◆ Task: All entries below are to be set down again, identical to the source.

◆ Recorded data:
######

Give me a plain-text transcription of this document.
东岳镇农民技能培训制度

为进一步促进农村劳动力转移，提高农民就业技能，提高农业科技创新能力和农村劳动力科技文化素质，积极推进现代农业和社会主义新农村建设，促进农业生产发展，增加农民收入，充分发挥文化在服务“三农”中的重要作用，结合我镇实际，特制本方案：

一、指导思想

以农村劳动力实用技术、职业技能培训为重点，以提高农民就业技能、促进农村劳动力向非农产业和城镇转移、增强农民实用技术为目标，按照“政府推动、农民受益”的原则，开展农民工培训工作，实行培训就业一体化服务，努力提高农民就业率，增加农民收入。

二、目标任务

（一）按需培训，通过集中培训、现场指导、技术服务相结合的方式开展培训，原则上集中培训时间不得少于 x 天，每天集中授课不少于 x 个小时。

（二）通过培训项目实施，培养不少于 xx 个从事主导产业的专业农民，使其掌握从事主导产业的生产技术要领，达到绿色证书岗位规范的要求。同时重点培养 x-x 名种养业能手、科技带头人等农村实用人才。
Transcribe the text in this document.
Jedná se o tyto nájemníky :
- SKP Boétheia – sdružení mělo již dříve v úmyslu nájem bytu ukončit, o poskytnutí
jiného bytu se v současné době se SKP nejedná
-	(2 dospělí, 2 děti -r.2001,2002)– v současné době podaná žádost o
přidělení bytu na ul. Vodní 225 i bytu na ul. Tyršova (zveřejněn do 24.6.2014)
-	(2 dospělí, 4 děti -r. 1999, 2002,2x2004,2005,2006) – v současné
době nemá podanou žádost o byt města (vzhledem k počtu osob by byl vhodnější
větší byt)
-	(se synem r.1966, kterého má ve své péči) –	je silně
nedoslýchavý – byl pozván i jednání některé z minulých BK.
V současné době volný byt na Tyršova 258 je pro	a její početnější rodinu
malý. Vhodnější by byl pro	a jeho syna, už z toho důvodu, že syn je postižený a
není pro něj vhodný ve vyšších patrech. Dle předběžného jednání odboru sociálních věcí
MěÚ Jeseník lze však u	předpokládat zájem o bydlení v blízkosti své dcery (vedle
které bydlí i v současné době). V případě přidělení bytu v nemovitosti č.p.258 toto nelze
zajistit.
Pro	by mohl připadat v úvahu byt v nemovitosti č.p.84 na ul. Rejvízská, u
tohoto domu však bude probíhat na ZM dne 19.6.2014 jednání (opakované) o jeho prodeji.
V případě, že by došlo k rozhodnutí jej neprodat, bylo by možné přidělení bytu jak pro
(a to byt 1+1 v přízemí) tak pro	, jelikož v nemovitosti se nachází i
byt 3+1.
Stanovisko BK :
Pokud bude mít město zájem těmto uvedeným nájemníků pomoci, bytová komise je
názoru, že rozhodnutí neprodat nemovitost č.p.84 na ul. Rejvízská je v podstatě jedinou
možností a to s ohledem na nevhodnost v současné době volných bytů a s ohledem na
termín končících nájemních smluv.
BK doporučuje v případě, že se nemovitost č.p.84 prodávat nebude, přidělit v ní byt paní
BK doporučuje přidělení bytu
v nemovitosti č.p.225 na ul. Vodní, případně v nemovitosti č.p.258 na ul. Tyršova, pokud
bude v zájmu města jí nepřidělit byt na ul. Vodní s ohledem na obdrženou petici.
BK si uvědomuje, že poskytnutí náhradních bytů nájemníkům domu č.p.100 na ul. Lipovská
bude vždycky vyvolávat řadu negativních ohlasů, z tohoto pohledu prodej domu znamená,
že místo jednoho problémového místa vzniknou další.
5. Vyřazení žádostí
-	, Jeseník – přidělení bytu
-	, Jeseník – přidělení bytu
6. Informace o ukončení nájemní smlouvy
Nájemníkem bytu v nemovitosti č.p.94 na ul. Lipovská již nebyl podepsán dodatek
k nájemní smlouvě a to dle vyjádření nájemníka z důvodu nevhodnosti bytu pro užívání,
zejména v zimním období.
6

######

◆ Solved problem:
Give me a plain-text transcription of this document.
东岳镇农民技能培训制度

为进一步促进农村劳动力转移，提高农民就业技能，提高农业科技创新能力和农村劳动力科技文化素质，积极推进现代农业和社会主义新农村建设，促进农业生产发展，增加农民收入，充分发挥文化在服务“三农”中的重要作用，结合我镇实际，特制本方案：

一、指导思想

以农村劳动力实用技术、职业技能培训为重点，以提高农民就业技能、促进农村劳动力向非农产业和城镇转移、增强农民实用技术为目标，按照“政府推动、农民受益”的原则，开展农民工培训工作，实行培训就业一体化服务，努力提高农民就业率，增加农民收入。

二、目标任务

（一）按需培训，通过集中培训、现场指导、技术服务相结合的方式开展培训，原则上集中培训时间不得少于 x 天，每天集中授课不少于 x 个小时。

（二）通过培训项目实施，培养不少于 xx 个从事主导产业的专业农民，使其掌握从事主导产业的生产技术要领，达到绿色证书岗位规范的要求。同时重点培养 x-x 名种养业能手、科技带头人等农村实用人才。
Transcribe the text in this document.
Jedná se o tyto nájemníky :
- SKP Boétheia – sdružení mělo již dříve v úmyslu nájem bytu ukončit, o poskytnutí
jiného bytu se v současné době se SKP nejedná
-	(2 dospělí, 2 děti -r.2001,2002)– v současné době podaná žádost o
přidělení bytu na ul. Vodní 225 i bytu na ul. Tyršova (zveřejněn do 24.6.2014)
-	(2 dospělí, 4 děti -r. 1999, 2002,2x2004,2005,2006) – v současné
době nemá podanou žádost o byt města (vzhledem k počtu osob by byl vhodnější
větší byt)
-	(se synem r.1966, kterého má ve své péči) –	je silně
nedoslýchavý – byl pozván i jednání některé z minulých BK.
V současné době volný byt na Tyršova 258 je pro	a její početnější rodinu
malý. Vhodnější by byl pro	a jeho syna, už z toho důvodu, že syn je postižený a
není pro něj vhodný ve vyšších patrech. Dle předběžného jednání odboru sociálních věcí
MěÚ Jeseník lze však u	předpokládat zájem o bydlení v blízkosti své dcery (vedle
které bydlí i v současné době). V případě přidělení bytu v nemovitosti č.p.258 toto nelze
zajistit.
Pro	by mohl připadat v úvahu byt v nemovitosti č.p.84 na ul. Rejvízská, u
tohoto domu však bude probíhat na ZM dne 19.6.2014 jednání (opakované) o jeho prodeji.
V případě, že by došlo k rozhodnutí jej neprodat, bylo by možné přidělení bytu jak pro
(a to byt 1+1 v přízemí) tak pro	, jelikož v nemovitosti se nachází i
byt 3+1.
Stanovisko BK :
Pokud bude mít město zájem těmto uvedeným nájemníků pomoci, bytová komise je
názoru, že rozhodnutí neprodat nemovitost č.p.84 na ul. Rejvízská je v podstatě jedinou
možností a to s ohledem na nevhodnost v současné době volných bytů a s ohledem na
termín končících nájemních smluv.
BK doporučuje v případě, že se nemovitost č.p.84 prodávat nebude, přidělit v ní byt paní
BK doporučuje přidělení bytu
v nemovitosti č.p.225 na ul. Vodní, případně v nemovitosti č.p.258 na ul. Tyršova, pokud
bude v zájmu města jí nepřidělit byt na ul. Vodní s ohledem na obdrženou petici.
BK si uvědomuje, že poskytnutí náhradních bytů nájemníkům domu č.p.100 na ul. Lipovská
bude vždycky vyvolávat řadu negativních ohlasů, z tohoto pohledu prodej domu znamená,
že místo jednoho problémového místa vzniknou další.
5. Vyřazení žádostí
-	, Jeseník – přidělení bytu
-	, Jeseník – přidělení bytu
6. Informace o ukončení nájemní smlouvy
Nájemníkem bytu v nemovitosti č.p.94 na ul. Lipovská již nebyl podepsán dodatek
k nájemní smlouvě a to dle vyjádření nájemníka z důvodu nevhodnosti bytu pro užívání,
zejména v zimním období.
6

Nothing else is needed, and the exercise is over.